§ ENTRIES:
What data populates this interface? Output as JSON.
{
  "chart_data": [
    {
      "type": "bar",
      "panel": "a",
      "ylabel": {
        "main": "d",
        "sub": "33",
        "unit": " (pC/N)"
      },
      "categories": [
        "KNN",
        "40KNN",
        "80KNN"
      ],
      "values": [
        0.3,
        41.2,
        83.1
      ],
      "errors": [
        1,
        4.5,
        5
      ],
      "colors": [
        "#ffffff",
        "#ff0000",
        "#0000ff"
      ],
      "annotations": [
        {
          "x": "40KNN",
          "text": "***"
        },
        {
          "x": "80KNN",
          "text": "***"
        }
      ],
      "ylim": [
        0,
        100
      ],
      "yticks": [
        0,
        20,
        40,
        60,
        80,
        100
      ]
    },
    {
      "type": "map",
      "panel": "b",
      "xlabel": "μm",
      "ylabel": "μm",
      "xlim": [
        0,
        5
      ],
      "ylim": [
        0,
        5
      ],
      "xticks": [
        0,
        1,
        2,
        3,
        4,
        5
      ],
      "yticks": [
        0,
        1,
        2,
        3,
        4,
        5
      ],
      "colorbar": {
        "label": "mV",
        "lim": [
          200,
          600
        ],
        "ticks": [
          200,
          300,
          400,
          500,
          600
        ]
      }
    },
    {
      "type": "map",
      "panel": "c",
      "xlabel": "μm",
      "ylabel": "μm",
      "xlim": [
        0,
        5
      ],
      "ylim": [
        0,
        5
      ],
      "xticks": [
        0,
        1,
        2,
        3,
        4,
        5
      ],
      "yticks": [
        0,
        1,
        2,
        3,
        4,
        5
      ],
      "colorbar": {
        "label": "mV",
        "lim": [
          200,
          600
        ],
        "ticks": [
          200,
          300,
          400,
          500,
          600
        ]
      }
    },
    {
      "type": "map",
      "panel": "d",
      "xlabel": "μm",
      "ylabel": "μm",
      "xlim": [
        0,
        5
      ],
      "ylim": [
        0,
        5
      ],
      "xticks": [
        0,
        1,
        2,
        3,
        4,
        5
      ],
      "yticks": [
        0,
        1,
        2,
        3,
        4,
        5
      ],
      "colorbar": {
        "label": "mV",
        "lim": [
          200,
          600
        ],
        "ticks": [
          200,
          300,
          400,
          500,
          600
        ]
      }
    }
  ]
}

§ OBJECTIVE: Word for word, restate all of the data shown above.

§ IN RESPONSE:
What data populates this interface? Output as JSON.
{
  "chart_data": [
    {
      "type": "bar",
      "panel": "a",
      "ylabel": {
        "main": "d",
        "sub": "33",
        "unit": " (pC/N)"
      },
      "categories": [
        "KNN",
        "40KNN",
        "80KNN"
      ],
      "values": [
        0.3,
        41.2,
        83.1
      ],
      "errors": [
        1,
        4.5,
        5
      ],
      "colors": [
        "#ffffff",
        "#ff0000",
        "#0000ff"
      ],
      "annotations": [
        {
          "x": "40KNN",
          "text": "***"
        },
        {
          "x": "80KNN",
          "text": "***"
        }
      ],
      "ylim": [
        0,
        100
      ],
      "yticks": [
        0,
        20,
        40,
        60,
        80,
        100
      ]
    },
    {
      "type": "map",
      "panel": "b",
      "xlabel": "μm",
      "ylabel": "μm",
      "xlim": [
        0,
        5
      ],
      "ylim": [
        0,
        5
      ],
      "xticks": [
        0,
        1,
        2,
        3,
        4,
        5
      ],
      "yticks": [
        0,
        1,
        2,
        3,
        4,
        5
      ],
      "colorbar": {
        "label": "mV",
        "lim": [
          200,
          600
        ],
        "ticks": [
          200,
          300,
          400,
          500,
          600
        ]
      }
    },
    {
      "type": "map",
      "panel": "c",
      "xlabel": "μm",
      "ylabel": "μm",
      "xlim": [
        0,
        5
      ],
      "ylim": [
        0,
        5
      ],
      "xticks": [
        0,
        1,
        2,
        3,
        4,
        5
      ],
      "yticks": [
        0,
        1,
        2,
        3,
        4,
        5
      ],
      "colorbar": {
        "label": "mV",
        "lim": [
          200,
          600
        ],
        "ticks": [
          200,
          300,
          400,
          500,
          600
        ]
      }
    },
    {
      "type": "map",
      "panel": "d",
      "xlabel": "μm",
      "ylabel": "μm",
      "xlim": [
        0,
        5
      ],
      "ylim": [
        0,
        5
      ],
      "xticks": [
        0,
        1,
        2,
        3,
        4,
        5
      ],
      "yticks": [
        0,
        1,
        2,
        3,
        4,
        5
      ],
      "colorbar": {
        "label": "mV",
        "lim": [
          200,
          600
        ],
        "ticks": [
          200,
          300,
          400,
          500,
          600
        ]
      }
    }
  ]
}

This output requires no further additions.